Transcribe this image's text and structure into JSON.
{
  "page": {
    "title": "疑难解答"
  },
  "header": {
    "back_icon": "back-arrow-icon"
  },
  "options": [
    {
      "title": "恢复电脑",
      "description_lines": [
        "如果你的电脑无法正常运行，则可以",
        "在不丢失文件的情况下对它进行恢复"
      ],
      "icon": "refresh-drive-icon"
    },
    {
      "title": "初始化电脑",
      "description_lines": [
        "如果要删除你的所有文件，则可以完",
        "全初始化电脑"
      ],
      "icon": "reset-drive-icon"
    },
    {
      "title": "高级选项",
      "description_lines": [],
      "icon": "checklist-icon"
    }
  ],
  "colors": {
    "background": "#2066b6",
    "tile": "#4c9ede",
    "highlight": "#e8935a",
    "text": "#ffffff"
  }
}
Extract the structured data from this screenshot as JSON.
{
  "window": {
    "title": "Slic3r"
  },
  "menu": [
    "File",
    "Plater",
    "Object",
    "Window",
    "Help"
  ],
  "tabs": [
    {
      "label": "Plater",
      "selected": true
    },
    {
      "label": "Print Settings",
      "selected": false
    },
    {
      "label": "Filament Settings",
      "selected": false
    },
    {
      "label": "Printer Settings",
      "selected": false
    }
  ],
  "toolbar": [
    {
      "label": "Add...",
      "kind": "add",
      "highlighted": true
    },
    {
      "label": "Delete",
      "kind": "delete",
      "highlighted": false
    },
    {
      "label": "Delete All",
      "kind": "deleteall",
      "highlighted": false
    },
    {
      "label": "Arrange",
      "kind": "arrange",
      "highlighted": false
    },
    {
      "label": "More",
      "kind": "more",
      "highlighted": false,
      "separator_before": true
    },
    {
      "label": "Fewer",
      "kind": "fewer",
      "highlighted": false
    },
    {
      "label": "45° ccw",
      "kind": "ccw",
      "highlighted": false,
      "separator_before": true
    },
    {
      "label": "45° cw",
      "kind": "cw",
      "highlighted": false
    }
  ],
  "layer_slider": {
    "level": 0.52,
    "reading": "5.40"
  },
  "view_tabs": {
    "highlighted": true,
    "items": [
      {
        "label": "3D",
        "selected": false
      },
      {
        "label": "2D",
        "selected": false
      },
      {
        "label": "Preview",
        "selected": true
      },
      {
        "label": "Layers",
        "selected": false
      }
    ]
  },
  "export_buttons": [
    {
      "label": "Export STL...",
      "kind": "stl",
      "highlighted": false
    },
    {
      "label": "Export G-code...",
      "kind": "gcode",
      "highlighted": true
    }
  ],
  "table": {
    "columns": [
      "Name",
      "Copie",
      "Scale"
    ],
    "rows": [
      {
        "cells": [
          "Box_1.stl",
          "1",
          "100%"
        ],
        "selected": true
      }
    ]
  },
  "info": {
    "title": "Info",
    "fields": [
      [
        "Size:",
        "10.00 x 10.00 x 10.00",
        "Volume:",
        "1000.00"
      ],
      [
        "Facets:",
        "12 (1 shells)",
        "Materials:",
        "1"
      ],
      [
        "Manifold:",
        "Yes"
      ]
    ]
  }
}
_ _ _ _
Aim of the exercise: Type the whole listing again, unaltered.

Answer to this exercise:
Transcribe this image's text and structure into JSON.
{
  "page": {
    "title": "疑难解答"
  },
  "header": {
    "back_icon": "back-arrow-icon"
  },
  "options": [
    {
      "title": "恢复电脑",
      "description_lines": [
        "如果你的电脑无法正常运行，则可以",
        "在不丢失文件的情况下对它进行恢复"
      ],
      "icon": "refresh-drive-icon"
    },
    {
      "title": "初始化电脑",
      "description_lines": [
        "如果要删除你的所有文件，则可以完",
        "全初始化电脑"
      ],
      "icon": "reset-drive-icon"
    },
    {
      "title": "高级选项",
      "description_lines": [],
      "icon": "checklist-icon"
    }
  ],
  "colors": {
    "background": "#2066b6",
    "tile": "#4c9ede",
    "highlight": "#e8935a",
    "text": "#ffffff"
  }
}
Extract the structured data from this screenshot as JSON.
{
  "window": {
    "title": "Slic3r"
  },
  "menu": [
    "File",
    "Plater",
    "Object",
    "Window",
    "Help"
  ],
  "tabs": [
    {
      "label": "Plater",
      "selected": true
    },
    {
      "label": "Print Settings",
      "selected": false
    },
    {
      "label": "Filament Settings",
      "selected": false
    },
    {
      "label": "Printer Settings",
      "selected": false
    }
  ],
  "toolbar": [
    {
      "label": "Add...",
      "kind": "add",
      "highlighted": true
    },
    {
      "label": "Delete",
      "kind": "delete",
      "highlighted": false
    },
    {
      "label": "Delete All",
      "kind": "deleteall",
      "highlighted": false
    },
    {
      "label": "Arrange",
      "kind": "arrange",
      "highlighted": false
    },
    {
      "label": "More",
      "kind": "more",
      "highlighted": false,
      "separator_before": true
    },
    {
      "label": "Fewer",
      "kind": "fewer",
      "highlighted": false
    },
    {
      "label": "45° ccw",
      "kind": "ccw",
      "highlighted": false,
      "separator_before": true
    },
    {
      "label": "45° cw",
      "kind": "cw",
      "highlighted": false
    }
  ],
  "layer_slider": {
    "level": 0.52,
    "reading": "5.40"
  },
  "view_tabs": {
    "highlighted": true,
    "items": [
      {
        "label": "3D",
        "selected": false
      },
      {
        "label": "2D",
        "selected": false
      },
      {
        "label": "Preview",
        "selected": true
      },
      {
        "label": "Layers",
        "selected": false
      }
    ]
  },
  "export_buttons": [
    {
      "label": "Export STL...",
      "kind": "stl",
      "highlighted": false
    },
    {
      "label": "Export G-code...",
      "kind": "gcode",
      "highlighted": true
    }
  ],
  "table": {
    "columns": [
      "Name",
      "Copie",
      "Scale"
    ],
    "rows": [
      {
        "cells": [
          "Box_1.stl",
          "1",
          "100%"
        ],
        "selected": true
      }
    ]
  },
  "info": {
    "title": "Info",
    "fields": [
      [
        "Size:",
        "10.00 x 10.00 x 10.00",
        "Volume:",
        "1000.00"
      ],
      [
        "Facets:",
        "12 (1 shells)",
        "Materials:",
        "1"
      ],
      [
        "Manifold:",
        "Yes"
      ]
    ]
  }
}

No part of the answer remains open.